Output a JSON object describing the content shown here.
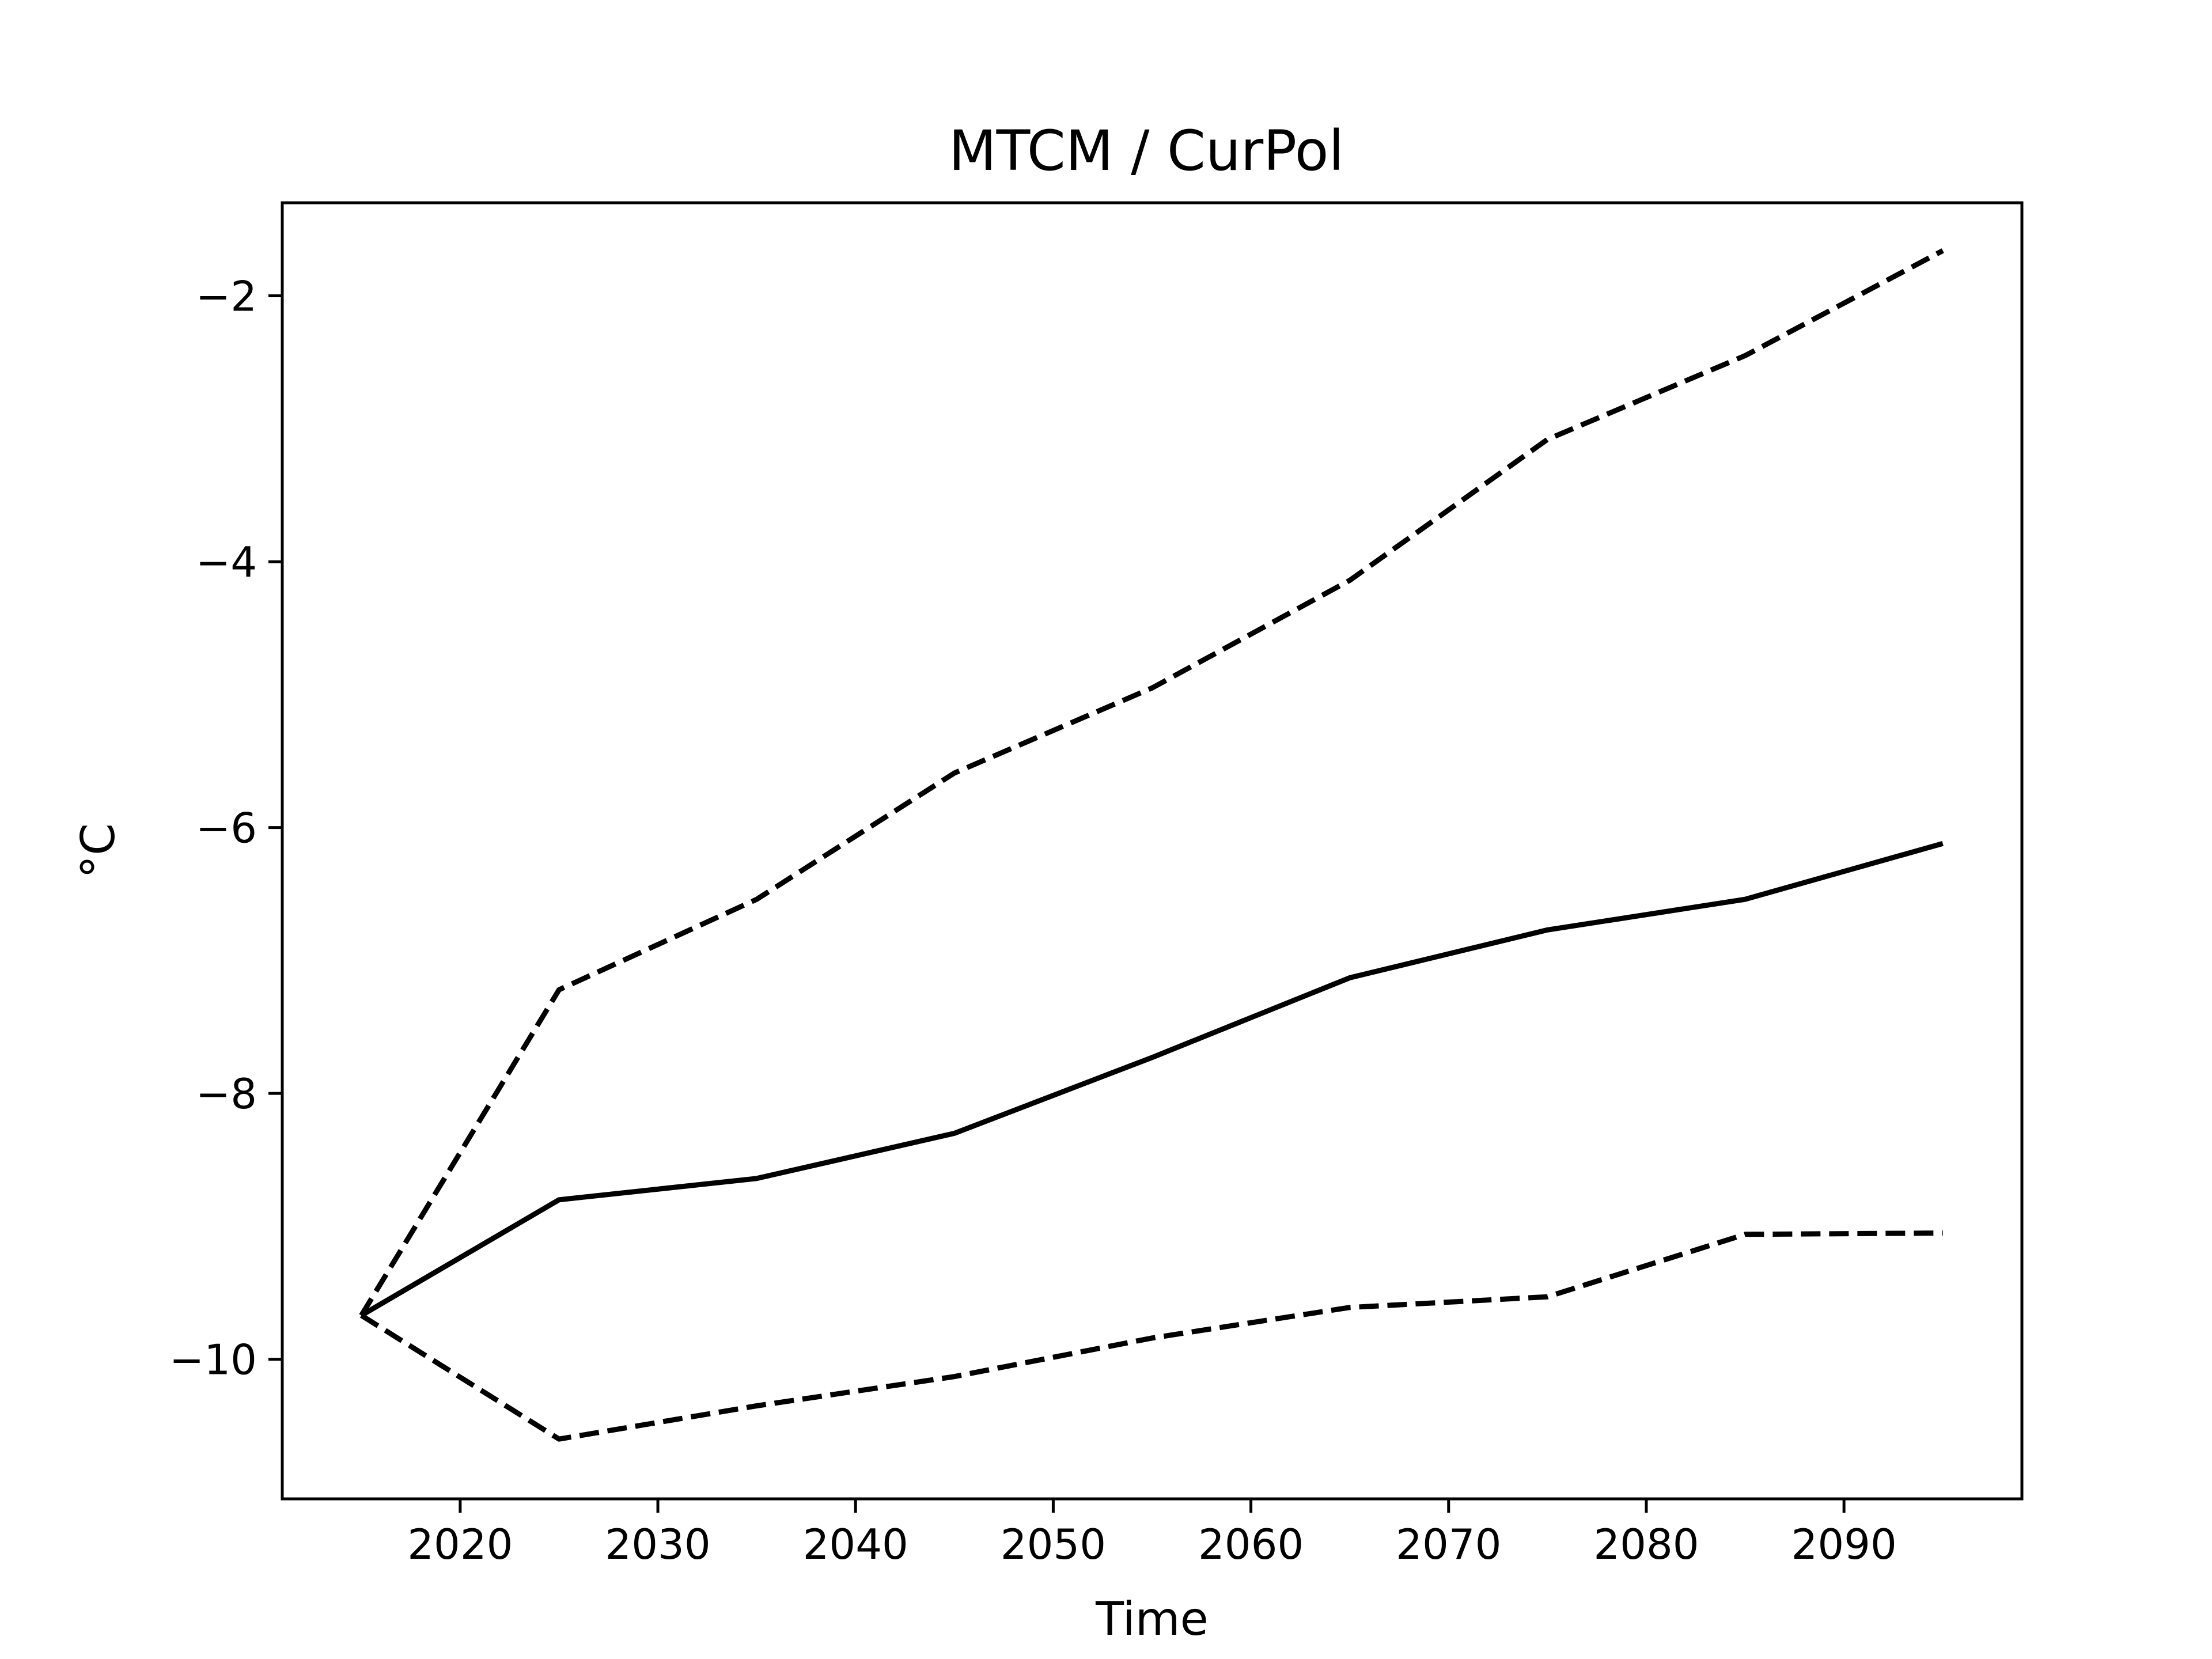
{
  "chart_data": {
    "type": "line",
    "title": "MTCM / CurPol",
    "xlabel": "Time",
    "ylabel": "°C",
    "xlim": [
      2011,
      2099
    ],
    "ylim": [
      -11.05,
      -1.3
    ],
    "xticks": [
      2020,
      2030,
      2040,
      2050,
      2060,
      2070,
      2080,
      2090
    ],
    "yticks": [
      -10,
      -8,
      -6,
      -4,
      -2
    ],
    "ytick_labels": [
      "−10",
      "−8",
      "−6",
      "−4",
      "−2"
    ],
    "grid": false,
    "x": [
      2015,
      2025,
      2035,
      2045,
      2055,
      2065,
      2075,
      2085,
      2095
    ],
    "series": [
      {
        "style": "dashed",
        "color": "#000000",
        "values": [
          -9.67,
          -7.22,
          -6.54,
          -5.59,
          -4.95,
          -4.14,
          -3.08,
          -2.45,
          -1.66
        ]
      },
      {
        "style": "solid",
        "color": "#000000",
        "values": [
          -9.67,
          -8.8,
          -8.64,
          -8.3,
          -7.73,
          -7.13,
          -6.77,
          -6.54,
          -6.12
        ]
      },
      {
        "style": "dashed",
        "color": "#000000",
        "values": [
          -9.67,
          -10.6,
          -10.35,
          -10.13,
          -9.84,
          -9.61,
          -9.53,
          -9.06,
          -9.05
        ]
      }
    ]
  }
}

━━━━━━━━━━

● **Task to carry out**: From the material above, copy everything exactly but the pictures.

● **Result of this task**:
Output a JSON object describing the content shown here.
{
  "chart_data": {
    "type": "line",
    "title": "MTCM / CurPol",
    "xlabel": "Time",
    "ylabel": "°C",
    "xlim": [
      2011,
      2099
    ],
    "ylim": [
      -11.05,
      -1.3
    ],
    "xticks": [
      2020,
      2030,
      2040,
      2050,
      2060,
      2070,
      2080,
      2090
    ],
    "yticks": [
      -10,
      -8,
      -6,
      -4,
      -2
    ],
    "ytick_labels": [
      "−10",
      "−8",
      "−6",
      "−4",
      "−2"
    ],
    "grid": false,
    "x": [
      2015,
      2025,
      2035,
      2045,
      2055,
      2065,
      2075,
      2085,
      2095
    ],
    "series": [
      {
        "style": "dashed",
        "color": "#000000",
        "values": [
          -9.67,
          -7.22,
          -6.54,
          -5.59,
          -4.95,
          -4.14,
          -3.08,
          -2.45,
          -1.66
        ]
      },
      {
        "style": "solid",
        "color": "#000000",
        "values": [
          -9.67,
          -8.8,
          -8.64,
          -8.3,
          -7.73,
          -7.13,
          -6.77,
          -6.54,
          -6.12
        ]
      },
      {
        "style": "dashed",
        "color": "#000000",
        "values": [
          -9.67,
          -10.6,
          -10.35,
          -10.13,
          -9.84,
          -9.61,
          -9.53,
          -9.06,
          -9.05
        ]
      }
    ]
  }
}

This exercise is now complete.